**YOUR INSTRUCTIONS:** Each entry below is to be extracted exactly.
## start
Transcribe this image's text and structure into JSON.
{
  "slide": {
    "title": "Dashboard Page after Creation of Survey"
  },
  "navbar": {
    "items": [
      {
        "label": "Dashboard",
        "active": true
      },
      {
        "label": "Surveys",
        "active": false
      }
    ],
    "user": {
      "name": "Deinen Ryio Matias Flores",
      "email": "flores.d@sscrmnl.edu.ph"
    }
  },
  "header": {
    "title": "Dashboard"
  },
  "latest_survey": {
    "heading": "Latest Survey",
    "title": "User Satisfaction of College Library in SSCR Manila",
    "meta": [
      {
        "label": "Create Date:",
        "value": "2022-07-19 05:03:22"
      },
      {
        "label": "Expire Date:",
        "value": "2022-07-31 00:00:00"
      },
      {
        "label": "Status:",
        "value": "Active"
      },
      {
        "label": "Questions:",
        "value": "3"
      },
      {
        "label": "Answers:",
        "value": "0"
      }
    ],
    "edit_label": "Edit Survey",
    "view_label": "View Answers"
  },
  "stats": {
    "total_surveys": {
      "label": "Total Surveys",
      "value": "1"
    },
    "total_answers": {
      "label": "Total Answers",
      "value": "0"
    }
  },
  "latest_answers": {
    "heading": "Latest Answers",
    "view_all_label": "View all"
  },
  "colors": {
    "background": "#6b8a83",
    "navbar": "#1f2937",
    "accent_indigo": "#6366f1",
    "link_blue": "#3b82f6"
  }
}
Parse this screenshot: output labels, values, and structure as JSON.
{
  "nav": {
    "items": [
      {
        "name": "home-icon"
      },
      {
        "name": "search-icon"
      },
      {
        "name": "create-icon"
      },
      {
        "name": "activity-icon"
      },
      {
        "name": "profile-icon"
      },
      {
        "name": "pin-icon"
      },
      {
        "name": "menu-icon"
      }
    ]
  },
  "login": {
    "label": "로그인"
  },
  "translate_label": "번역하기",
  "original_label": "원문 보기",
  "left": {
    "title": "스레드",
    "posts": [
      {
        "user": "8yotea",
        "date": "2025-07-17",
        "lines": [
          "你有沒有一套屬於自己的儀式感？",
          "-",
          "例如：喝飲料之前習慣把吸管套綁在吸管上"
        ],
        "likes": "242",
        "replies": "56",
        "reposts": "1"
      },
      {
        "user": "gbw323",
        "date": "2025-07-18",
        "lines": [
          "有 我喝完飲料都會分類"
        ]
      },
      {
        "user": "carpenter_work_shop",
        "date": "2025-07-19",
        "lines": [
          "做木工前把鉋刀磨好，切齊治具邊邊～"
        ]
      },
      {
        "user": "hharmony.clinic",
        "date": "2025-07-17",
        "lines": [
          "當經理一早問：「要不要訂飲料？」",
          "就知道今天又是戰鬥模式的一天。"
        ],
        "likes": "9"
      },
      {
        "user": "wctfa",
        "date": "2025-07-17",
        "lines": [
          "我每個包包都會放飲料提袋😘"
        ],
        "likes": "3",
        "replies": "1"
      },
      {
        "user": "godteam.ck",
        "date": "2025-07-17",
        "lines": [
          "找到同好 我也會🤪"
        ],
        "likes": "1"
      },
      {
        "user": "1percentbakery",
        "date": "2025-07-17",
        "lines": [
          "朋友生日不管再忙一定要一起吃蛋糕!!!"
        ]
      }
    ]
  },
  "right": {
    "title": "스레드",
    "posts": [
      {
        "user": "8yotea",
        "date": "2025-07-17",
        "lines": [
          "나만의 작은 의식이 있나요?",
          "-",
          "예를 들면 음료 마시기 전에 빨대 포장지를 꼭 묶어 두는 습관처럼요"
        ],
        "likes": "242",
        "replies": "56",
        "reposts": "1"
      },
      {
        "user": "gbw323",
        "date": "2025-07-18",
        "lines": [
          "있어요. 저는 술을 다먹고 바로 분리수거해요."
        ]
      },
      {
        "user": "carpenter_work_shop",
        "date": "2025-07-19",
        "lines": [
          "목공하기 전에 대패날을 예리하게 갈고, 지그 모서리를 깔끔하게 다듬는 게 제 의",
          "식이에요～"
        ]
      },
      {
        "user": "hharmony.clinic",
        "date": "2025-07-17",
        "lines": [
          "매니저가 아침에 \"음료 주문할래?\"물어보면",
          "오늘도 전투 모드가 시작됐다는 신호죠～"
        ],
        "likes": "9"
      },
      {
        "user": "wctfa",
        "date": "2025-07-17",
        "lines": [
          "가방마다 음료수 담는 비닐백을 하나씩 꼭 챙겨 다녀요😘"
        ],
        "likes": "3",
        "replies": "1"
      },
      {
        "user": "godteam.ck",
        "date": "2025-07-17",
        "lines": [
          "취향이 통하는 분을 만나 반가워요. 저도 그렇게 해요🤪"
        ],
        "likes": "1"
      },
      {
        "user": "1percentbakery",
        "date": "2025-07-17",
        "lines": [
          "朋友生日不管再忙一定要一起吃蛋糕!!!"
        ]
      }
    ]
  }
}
## end
**TASK SOLUTION:**
Transcribe this image's text and structure into JSON.
{
  "slide": {
    "title": "Dashboard Page after Creation of Survey"
  },
  "navbar": {
    "items": [
      {
        "label": "Dashboard",
        "active": true
      },
      {
        "label": "Surveys",
        "active": false
      }
    ],
    "user": {
      "name": "Deinen Ryio Matias Flores",
      "email": "flores.d@sscrmnl.edu.ph"
    }
  },
  "header": {
    "title": "Dashboard"
  },
  "latest_survey": {
    "heading": "Latest Survey",
    "title": "User Satisfaction of College Library in SSCR Manila",
    "meta": [
      {
        "label": "Create Date:",
        "value": "2022-07-19 05:03:22"
      },
      {
        "label": "Expire Date:",
        "value": "2022-07-31 00:00:00"
      },
      {
        "label": "Status:",
        "value": "Active"
      },
      {
        "label": "Questions:",
        "value": "3"
      },
      {
        "label": "Answers:",
        "value": "0"
      }
    ],
    "edit_label": "Edit Survey",
    "view_label": "View Answers"
  },
  "stats": {
    "total_surveys": {
      "label": "Total Surveys",
      "value": "1"
    },
    "total_answers": {
      "label": "Total Answers",
      "value": "0"
    }
  },
  "latest_answers": {
    "heading": "Latest Answers",
    "view_all_label": "View all"
  },
  "colors": {
    "background": "#6b8a83",
    "navbar": "#1f2937",
    "accent_indigo": "#6366f1",
    "link_blue": "#3b82f6"
  }
}
Parse this screenshot: output labels, values, and structure as JSON.
{
  "nav": {
    "items": [
      {
        "name": "home-icon"
      },
      {
        "name": "search-icon"
      },
      {
        "name": "create-icon"
      },
      {
        "name": "activity-icon"
      },
      {
        "name": "profile-icon"
      },
      {
        "name": "pin-icon"
      },
      {
        "name": "menu-icon"
      }
    ]
  },
  "login": {
    "label": "로그인"
  },
  "translate_label": "번역하기",
  "original_label": "원문 보기",
  "left": {
    "title": "스레드",
    "posts": [
      {
        "user": "8yotea",
        "date": "2025-07-17",
        "lines": [
          "你有沒有一套屬於自己的儀式感？",
          "-",
          "例如：喝飲料之前習慣把吸管套綁在吸管上"
        ],
        "likes": "242",
        "replies": "56",
        "reposts": "1"
      },
      {
        "user": "gbw323",
        "date": "2025-07-18",
        "lines": [
          "有 我喝完飲料都會分類"
        ]
      },
      {
        "user": "carpenter_work_shop",
        "date": "2025-07-19",
        "lines": [
          "做木工前把鉋刀磨好，切齊治具邊邊～"
        ]
      },
      {
        "user": "hharmony.clinic",
        "date": "2025-07-17",
        "lines": [
          "當經理一早問：「要不要訂飲料？」",
          "就知道今天又是戰鬥模式的一天。"
        ],
        "likes": "9"
      },
      {
        "user": "wctfa",
        "date": "2025-07-17",
        "lines": [
          "我每個包包都會放飲料提袋😘"
        ],
        "likes": "3",
        "replies": "1"
      },
      {
        "user": "godteam.ck",
        "date": "2025-07-17",
        "lines": [
          "找到同好 我也會🤪"
        ],
        "likes": "1"
      },
      {
        "user": "1percentbakery",
        "date": "2025-07-17",
        "lines": [
          "朋友生日不管再忙一定要一起吃蛋糕!!!"
        ]
      }
    ]
  },
  "right": {
    "title": "스레드",
    "posts": [
      {
        "user": "8yotea",
        "date": "2025-07-17",
        "lines": [
          "나만의 작은 의식이 있나요?",
          "-",
          "예를 들면 음료 마시기 전에 빨대 포장지를 꼭 묶어 두는 습관처럼요"
        ],
        "likes": "242",
        "replies": "56",
        "reposts": "1"
      },
      {
        "user": "gbw323",
        "date": "2025-07-18",
        "lines": [
          "있어요. 저는 술을 다먹고 바로 분리수거해요."
        ]
      },
      {
        "user": "carpenter_work_shop",
        "date": "2025-07-19",
        "lines": [
          "목공하기 전에 대패날을 예리하게 갈고, 지그 모서리를 깔끔하게 다듬는 게 제 의",
          "식이에요～"
        ]
      },
      {
        "user": "hharmony.clinic",
        "date": "2025-07-17",
        "lines": [
          "매니저가 아침에 \"음료 주문할래?\"물어보면",
          "오늘도 전투 모드가 시작됐다는 신호죠～"
        ],
        "likes": "9"
      },
      {
        "user": "wctfa",
        "date": "2025-07-17",
        "lines": [
          "가방마다 음료수 담는 비닐백을 하나씩 꼭 챙겨 다녀요😘"
        ],
        "likes": "3",
        "replies": "1"
      },
      {
        "user": "godteam.ck",
        "date": "2025-07-17",
        "lines": [
          "취향이 통하는 분을 만나 반가워요. 저도 그렇게 해요🤪"
        ],
        "likes": "1"
      },
      {
        "user": "1percentbakery",
        "date": "2025-07-17",
        "lines": [
          "朋友生日不管再忙一定要一起吃蛋糕!!!"
        ]
      }
    ]
  }
}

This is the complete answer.